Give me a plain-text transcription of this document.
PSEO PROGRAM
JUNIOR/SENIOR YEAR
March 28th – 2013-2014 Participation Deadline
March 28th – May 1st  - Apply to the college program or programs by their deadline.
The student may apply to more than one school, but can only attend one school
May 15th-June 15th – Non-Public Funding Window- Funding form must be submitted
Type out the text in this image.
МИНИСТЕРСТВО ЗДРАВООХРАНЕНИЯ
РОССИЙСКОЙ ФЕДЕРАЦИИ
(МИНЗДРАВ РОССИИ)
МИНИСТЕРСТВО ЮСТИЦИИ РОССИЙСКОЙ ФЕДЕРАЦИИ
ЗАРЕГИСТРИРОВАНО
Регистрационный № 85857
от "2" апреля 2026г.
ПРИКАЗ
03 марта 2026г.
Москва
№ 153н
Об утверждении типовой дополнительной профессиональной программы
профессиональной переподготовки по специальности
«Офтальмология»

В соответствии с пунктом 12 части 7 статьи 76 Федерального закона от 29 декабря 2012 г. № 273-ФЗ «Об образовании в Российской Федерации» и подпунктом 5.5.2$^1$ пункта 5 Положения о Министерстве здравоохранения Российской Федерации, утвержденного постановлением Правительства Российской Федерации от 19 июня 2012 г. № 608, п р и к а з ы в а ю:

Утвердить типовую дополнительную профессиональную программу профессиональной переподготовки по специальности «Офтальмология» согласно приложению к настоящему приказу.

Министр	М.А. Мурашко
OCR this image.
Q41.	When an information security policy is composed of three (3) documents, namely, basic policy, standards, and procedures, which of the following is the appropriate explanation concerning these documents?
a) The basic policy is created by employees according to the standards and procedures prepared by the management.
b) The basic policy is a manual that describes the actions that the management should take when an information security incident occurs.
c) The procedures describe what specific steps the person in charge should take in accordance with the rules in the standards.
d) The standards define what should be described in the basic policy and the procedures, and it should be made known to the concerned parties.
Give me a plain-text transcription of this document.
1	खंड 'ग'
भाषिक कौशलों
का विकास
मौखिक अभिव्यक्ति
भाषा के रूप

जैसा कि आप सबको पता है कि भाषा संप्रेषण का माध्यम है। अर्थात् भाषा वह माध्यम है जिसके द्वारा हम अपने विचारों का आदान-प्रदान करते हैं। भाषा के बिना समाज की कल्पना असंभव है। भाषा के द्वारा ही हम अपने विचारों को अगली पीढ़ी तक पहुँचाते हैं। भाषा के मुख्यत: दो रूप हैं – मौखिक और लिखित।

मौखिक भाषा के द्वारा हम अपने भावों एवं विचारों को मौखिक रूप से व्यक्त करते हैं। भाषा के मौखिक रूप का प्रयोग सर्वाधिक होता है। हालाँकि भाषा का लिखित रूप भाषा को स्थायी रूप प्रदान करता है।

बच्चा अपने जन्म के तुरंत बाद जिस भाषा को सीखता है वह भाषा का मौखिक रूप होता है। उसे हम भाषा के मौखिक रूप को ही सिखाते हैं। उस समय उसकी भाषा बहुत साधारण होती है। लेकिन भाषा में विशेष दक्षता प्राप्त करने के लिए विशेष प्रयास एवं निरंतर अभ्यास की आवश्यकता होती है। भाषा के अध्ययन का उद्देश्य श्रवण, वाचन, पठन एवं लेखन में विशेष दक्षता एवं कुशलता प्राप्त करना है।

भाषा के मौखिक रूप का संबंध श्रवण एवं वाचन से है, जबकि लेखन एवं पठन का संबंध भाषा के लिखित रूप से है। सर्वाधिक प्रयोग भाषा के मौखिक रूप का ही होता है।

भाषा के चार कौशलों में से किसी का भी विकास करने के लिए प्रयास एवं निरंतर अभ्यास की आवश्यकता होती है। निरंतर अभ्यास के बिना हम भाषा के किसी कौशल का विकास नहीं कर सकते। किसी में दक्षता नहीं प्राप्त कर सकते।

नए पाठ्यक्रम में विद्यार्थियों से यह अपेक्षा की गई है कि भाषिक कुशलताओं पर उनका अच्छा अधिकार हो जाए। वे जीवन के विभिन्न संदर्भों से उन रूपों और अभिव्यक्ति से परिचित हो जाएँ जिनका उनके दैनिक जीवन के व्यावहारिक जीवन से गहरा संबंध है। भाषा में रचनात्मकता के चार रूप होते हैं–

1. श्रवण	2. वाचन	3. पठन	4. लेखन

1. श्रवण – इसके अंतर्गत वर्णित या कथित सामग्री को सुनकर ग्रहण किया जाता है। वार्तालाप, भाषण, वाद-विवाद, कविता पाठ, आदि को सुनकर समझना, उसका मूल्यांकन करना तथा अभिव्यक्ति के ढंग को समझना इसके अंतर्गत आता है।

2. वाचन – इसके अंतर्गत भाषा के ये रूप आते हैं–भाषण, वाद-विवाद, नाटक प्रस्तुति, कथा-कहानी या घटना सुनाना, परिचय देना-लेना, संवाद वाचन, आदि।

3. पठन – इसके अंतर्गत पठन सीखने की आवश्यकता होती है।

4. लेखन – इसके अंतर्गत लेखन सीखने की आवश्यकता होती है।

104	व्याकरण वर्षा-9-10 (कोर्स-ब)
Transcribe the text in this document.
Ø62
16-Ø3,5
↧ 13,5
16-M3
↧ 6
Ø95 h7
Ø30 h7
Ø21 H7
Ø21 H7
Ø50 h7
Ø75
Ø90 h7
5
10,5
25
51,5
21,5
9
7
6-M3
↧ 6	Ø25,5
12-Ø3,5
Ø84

## PROBLEM DESCRIPTION
Repeat the data above exactly.

## REPLY
Give me a plain-text transcription of this document.
PSEO PROGRAM
JUNIOR/SENIOR YEAR
March 28th – 2013-2014 Participation Deadline
March 28th – May 1st  - Apply to the college program or programs by their deadline.
The student may apply to more than one school, but can only attend one school
May 15th-June 15th – Non-Public Funding Window- Funding form must be submitted
Type out the text in this image.
МИНИСТЕРСТВО ЗДРАВООХРАНЕНИЯ
РОССИЙСКОЙ ФЕДЕРАЦИИ
(МИНЗДРАВ РОССИИ)
МИНИСТЕРСТВО ЮСТИЦИИ РОССИЙСКОЙ ФЕДЕРАЦИИ
ЗАРЕГИСТРИРОВАНО
Регистрационный № 85857
от "2" апреля 2026г.
ПРИКАЗ
03 марта 2026г.
Москва
№ 153н
Об утверждении типовой дополнительной профессиональной программы
профессиональной переподготовки по специальности
«Офтальмология»

В соответствии с пунктом 12 части 7 статьи 76 Федерального закона от 29 декабря 2012 г. № 273-ФЗ «Об образовании в Российской Федерации» и подпунктом 5.5.2$^1$ пункта 5 Положения о Министерстве здравоохранения Российской Федерации, утвержденного постановлением Правительства Российской Федерации от 19 июня 2012 г. № 608, п р и к а з ы в а ю:

Утвердить типовую дополнительную профессиональную программу профессиональной переподготовки по специальности «Офтальмология» согласно приложению к настоящему приказу.

Министр	М.А. Мурашко
OCR this image.
Q41.	When an information security policy is composed of three (3) documents, namely, basic policy, standards, and procedures, which of the following is the appropriate explanation concerning these documents?
a) The basic policy is created by employees according to the standards and procedures prepared by the management.
b) The basic policy is a manual that describes the actions that the management should take when an information security incident occurs.
c) The procedures describe what specific steps the person in charge should take in accordance with the rules in the standards.
d) The standards define what should be described in the basic policy and the procedures, and it should be made known to the concerned parties.
Give me a plain-text transcription of this document.
1	खंड 'ग'
भाषिक कौशलों
का विकास
मौखिक अभिव्यक्ति
भाषा के रूप

जैसा कि आप सबको पता है कि भाषा संप्रेषण का माध्यम है। अर्थात् भाषा वह माध्यम है जिसके द्वारा हम अपने विचारों का आदान-प्रदान करते हैं। भाषा के बिना समाज की कल्पना असंभव है। भाषा के द्वारा ही हम अपने विचारों को अगली पीढ़ी तक पहुँचाते हैं। भाषा के मुख्यत: दो रूप हैं – मौखिक और लिखित।

मौखिक भाषा के द्वारा हम अपने भावों एवं विचारों को मौखिक रूप से व्यक्त करते हैं। भाषा के मौखिक रूप का प्रयोग सर्वाधिक होता है। हालाँकि भाषा का लिखित रूप भाषा को स्थायी रूप प्रदान करता है।

बच्चा अपने जन्म के तुरंत बाद जिस भाषा को सीखता है वह भाषा का मौखिक रूप होता है। उसे हम भाषा के मौखिक रूप को ही सिखाते हैं। उस समय उसकी भाषा बहुत साधारण होती है। लेकिन भाषा में विशेष दक्षता प्राप्त करने के लिए विशेष प्रयास एवं निरंतर अभ्यास की आवश्यकता होती है। भाषा के अध्ययन का उद्देश्य श्रवण, वाचन, पठन एवं लेखन में विशेष दक्षता एवं कुशलता प्राप्त करना है।

भाषा के मौखिक रूप का संबंध श्रवण एवं वाचन से है, जबकि लेखन एवं पठन का संबंध भाषा के लिखित रूप से है। सर्वाधिक प्रयोग भाषा के मौखिक रूप का ही होता है।

भाषा के चार कौशलों में से किसी का भी विकास करने के लिए प्रयास एवं निरंतर अभ्यास की आवश्यकता होती है। निरंतर अभ्यास के बिना हम भाषा के किसी कौशल का विकास नहीं कर सकते। किसी में दक्षता नहीं प्राप्त कर सकते।

नए पाठ्यक्रम में विद्यार्थियों से यह अपेक्षा की गई है कि भाषिक कुशलताओं पर उनका अच्छा अधिकार हो जाए। वे जीवन के विभिन्न संदर्भों से उन रूपों और अभिव्यक्ति से परिचित हो जाएँ जिनका उनके दैनिक जीवन के व्यावहारिक जीवन से गहरा संबंध है। भाषा में रचनात्मकता के चार रूप होते हैं–

1. श्रवण	2. वाचन	3. पठन	4. लेखन

1. श्रवण – इसके अंतर्गत वर्णित या कथित सामग्री को सुनकर ग्रहण किया जाता है। वार्तालाप, भाषण, वाद-विवाद, कविता पाठ, आदि को सुनकर समझना, उसका मूल्यांकन करना तथा अभिव्यक्ति के ढंग को समझना इसके अंतर्गत आता है।

2. वाचन – इसके अंतर्गत भाषा के ये रूप आते हैं–भाषण, वाद-विवाद, नाटक प्रस्तुति, कथा-कहानी या घटना सुनाना, परिचय देना-लेना, संवाद वाचन, आदि।

3. पठन – इसके अंतर्गत पठन सीखने की आवश्यकता होती है।

4. लेखन – इसके अंतर्गत लेखन सीखने की आवश्यकता होती है।

104	व्याकरण वर्षा-9-10 (कोर्स-ब)
Transcribe the text in this document.
Ø62
16-Ø3,5
↧ 13,5
16-M3
↧ 6
Ø95 h7
Ø30 h7
Ø21 H7
Ø21 H7
Ø50 h7
Ø75
Ø90 h7
5
10,5
25
51,5
21,5
9
7
6-M3
↧ 6	Ø25,5
12-Ø3,5
Ø84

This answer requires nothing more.